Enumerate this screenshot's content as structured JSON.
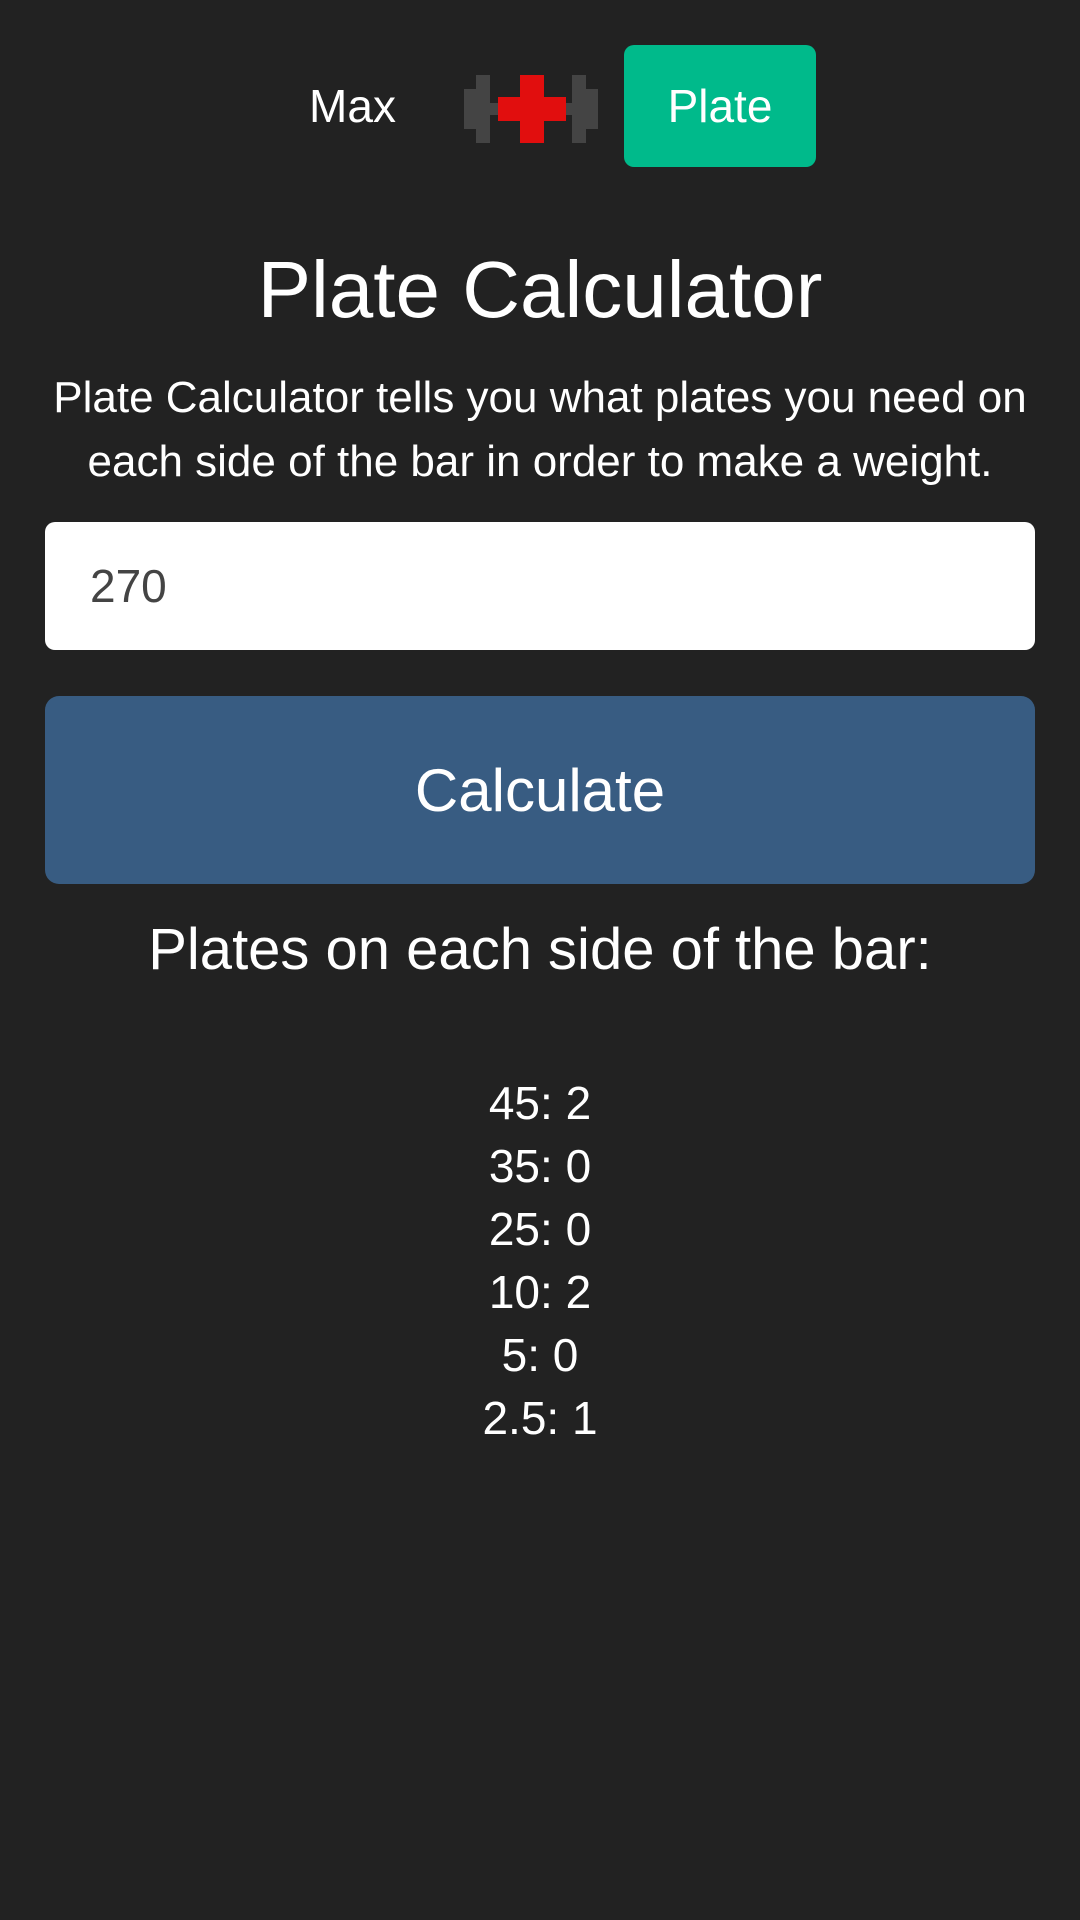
{
  "nav": {
    "max_label": "Max",
    "plate_label": "Plate",
    "logo_icon": "dumbbell-medical-cross-icon",
    "active_color": "#00ba8b"
  },
  "main": {
    "title": "Plate Calculator",
    "description": "Plate Calculator tells you what plates you need on each side of the bar in order to make a weight.",
    "weight_input_value": "270",
    "calculate_label": "Calculate",
    "calculate_color": "#385c82",
    "result_heading": "Plates on each side of the bar:"
  },
  "results": [
    "45: 2",
    "35: 0",
    "25: 0",
    "10: 2",
    "5: 0",
    "2.5: 1"
  ]
}
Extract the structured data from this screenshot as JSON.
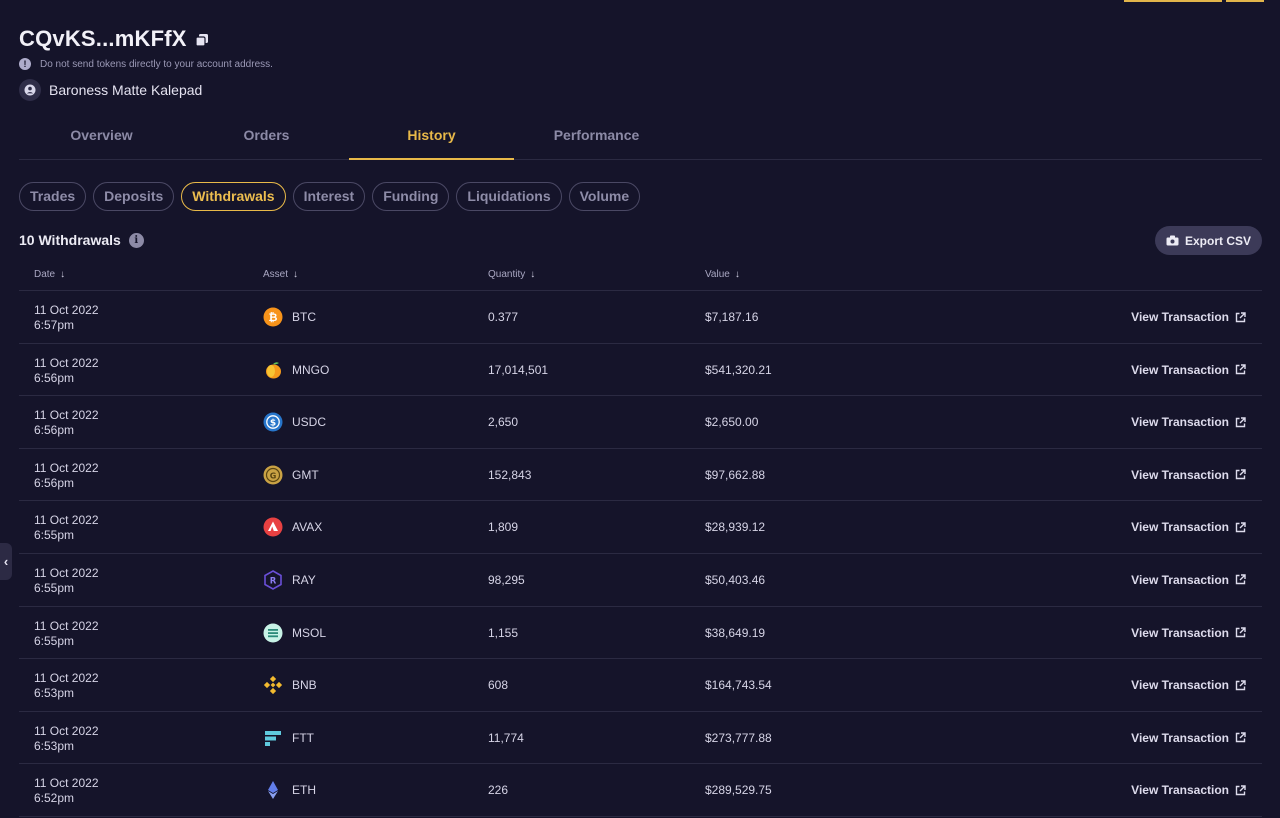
{
  "account": {
    "title": "CQvKS...mKFfX",
    "warning": "Do not send tokens directly to your account address.",
    "owner": "Baroness Matte Kalepad"
  },
  "tabs": [
    "Overview",
    "Orders",
    "History",
    "Performance"
  ],
  "active_tab": "History",
  "history_filters": [
    "Trades",
    "Deposits",
    "Withdrawals",
    "Interest",
    "Funding",
    "Liquidations",
    "Volume"
  ],
  "active_filter": "Withdrawals",
  "summary": {
    "count_label": "10 Withdrawals",
    "export_label": "Export CSV"
  },
  "table": {
    "columns": [
      "Date",
      "Asset",
      "Quantity",
      "Value"
    ],
    "view_label": "View Transaction",
    "rows": [
      {
        "date": "11 Oct 2022",
        "time": "6:57pm",
        "asset": "BTC",
        "icon": "btc-icon",
        "quantity": "0.377",
        "value": "$7,187.16"
      },
      {
        "date": "11 Oct 2022",
        "time": "6:56pm",
        "asset": "MNGO",
        "icon": "mngo-icon",
        "quantity": "17,014,501",
        "value": "$541,320.21"
      },
      {
        "date": "11 Oct 2022",
        "time": "6:56pm",
        "asset": "USDC",
        "icon": "usdc-icon",
        "quantity": "2,650",
        "value": "$2,650.00"
      },
      {
        "date": "11 Oct 2022",
        "time": "6:56pm",
        "asset": "GMT",
        "icon": "gmt-icon",
        "quantity": "152,843",
        "value": "$97,662.88"
      },
      {
        "date": "11 Oct 2022",
        "time": "6:55pm",
        "asset": "AVAX",
        "icon": "avax-icon",
        "quantity": "1,809",
        "value": "$28,939.12"
      },
      {
        "date": "11 Oct 2022",
        "time": "6:55pm",
        "asset": "RAY",
        "icon": "ray-icon",
        "quantity": "98,295",
        "value": "$50,403.46"
      },
      {
        "date": "11 Oct 2022",
        "time": "6:55pm",
        "asset": "MSOL",
        "icon": "msol-icon",
        "quantity": "1,155",
        "value": "$38,649.19"
      },
      {
        "date": "11 Oct 2022",
        "time": "6:53pm",
        "asset": "BNB",
        "icon": "bnb-icon",
        "quantity": "608",
        "value": "$164,743.54"
      },
      {
        "date": "11 Oct 2022",
        "time": "6:53pm",
        "asset": "FTT",
        "icon": "ftt-icon",
        "quantity": "11,774",
        "value": "$273,777.88"
      },
      {
        "date": "11 Oct 2022",
        "time": "6:52pm",
        "asset": "ETH",
        "icon": "eth-icon",
        "quantity": "226",
        "value": "$289,529.75"
      }
    ]
  },
  "colors": {
    "background": "#15142a",
    "accent": "#e8b949",
    "divider": "#2b2a42"
  }
}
——————————
• [What to produce] The records above are to be reproduced exactly; the pictures are to be left out.

• [Result]
Enumerate this screenshot's content as structured JSON.
{
  "nav": {
    "max_label": "Max",
    "plate_label": "Plate",
    "logo_icon": "dumbbell-medical-cross-icon",
    "active_color": "#00ba8b"
  },
  "main": {
    "title": "Plate Calculator",
    "description": "Plate Calculator tells you what plates you need on each side of the bar in order to make a weight.",
    "weight_input_value": "270",
    "calculate_label": "Calculate",
    "calculate_color": "#385c82",
    "result_heading": "Plates on each side of the bar:"
  },
  "results": [
    "45: 2",
    "35: 0",
    "25: 0",
    "10: 2",
    "5: 0",
    "2.5: 1"
  ]
}
Extract the structured data from this screenshot as JSON.
{
  "account": {
    "title": "CQvKS...mKFfX",
    "warning": "Do not send tokens directly to your account address.",
    "owner": "Baroness Matte Kalepad"
  },
  "tabs": [
    "Overview",
    "Orders",
    "History",
    "Performance"
  ],
  "active_tab": "History",
  "history_filters": [
    "Trades",
    "Deposits",
    "Withdrawals",
    "Interest",
    "Funding",
    "Liquidations",
    "Volume"
  ],
  "active_filter": "Withdrawals",
  "summary": {
    "count_label": "10 Withdrawals",
    "export_label": "Export CSV"
  },
  "table": {
    "columns": [
      "Date",
      "Asset",
      "Quantity",
      "Value"
    ],
    "view_label": "View Transaction",
    "rows": [
      {
        "date": "11 Oct 2022",
        "time": "6:57pm",
        "asset": "BTC",
        "icon": "btc-icon",
        "quantity": "0.377",
        "value": "$7,187.16"
      },
      {
        "date": "11 Oct 2022",
        "time": "6:56pm",
        "asset": "MNGO",
        "icon": "mngo-icon",
        "quantity": "17,014,501",
        "value": "$541,320.21"
      },
      {
        "date": "11 Oct 2022",
        "time": "6:56pm",
        "asset": "USDC",
        "icon": "usdc-icon",
        "quantity": "2,650",
        "value": "$2,650.00"
      },
      {
        "date": "11 Oct 2022",
        "time": "6:56pm",
        "asset": "GMT",
        "icon": "gmt-icon",
        "quantity": "152,843",
        "value": "$97,662.88"
      },
      {
        "date": "11 Oct 2022",
        "time": "6:55pm",
        "asset": "AVAX",
        "icon": "avax-icon",
        "quantity": "1,809",
        "value": "$28,939.12"
      },
      {
        "date": "11 Oct 2022",
        "time": "6:55pm",
        "asset": "RAY",
        "icon": "ray-icon",
        "quantity": "98,295",
        "value": "$50,403.46"
      },
      {
        "date": "11 Oct 2022",
        "time": "6:55pm",
        "asset": "MSOL",
        "icon": "msol-icon",
        "quantity": "1,155",
        "value": "$38,649.19"
      },
      {
        "date": "11 Oct 2022",
        "time": "6:53pm",
        "asset": "BNB",
        "icon": "bnb-icon",
        "quantity": "608",
        "value": "$164,743.54"
      },
      {
        "date": "11 Oct 2022",
        "time": "6:53pm",
        "asset": "FTT",
        "icon": "ftt-icon",
        "quantity": "11,774",
        "value": "$273,777.88"
      },
      {
        "date": "11 Oct 2022",
        "time": "6:52pm",
        "asset": "ETH",
        "icon": "eth-icon",
        "quantity": "226",
        "value": "$289,529.75"
      }
    ]
  },
  "colors": {
    "background": "#15142a",
    "accent": "#e8b949",
    "divider": "#2b2a42"
  }
}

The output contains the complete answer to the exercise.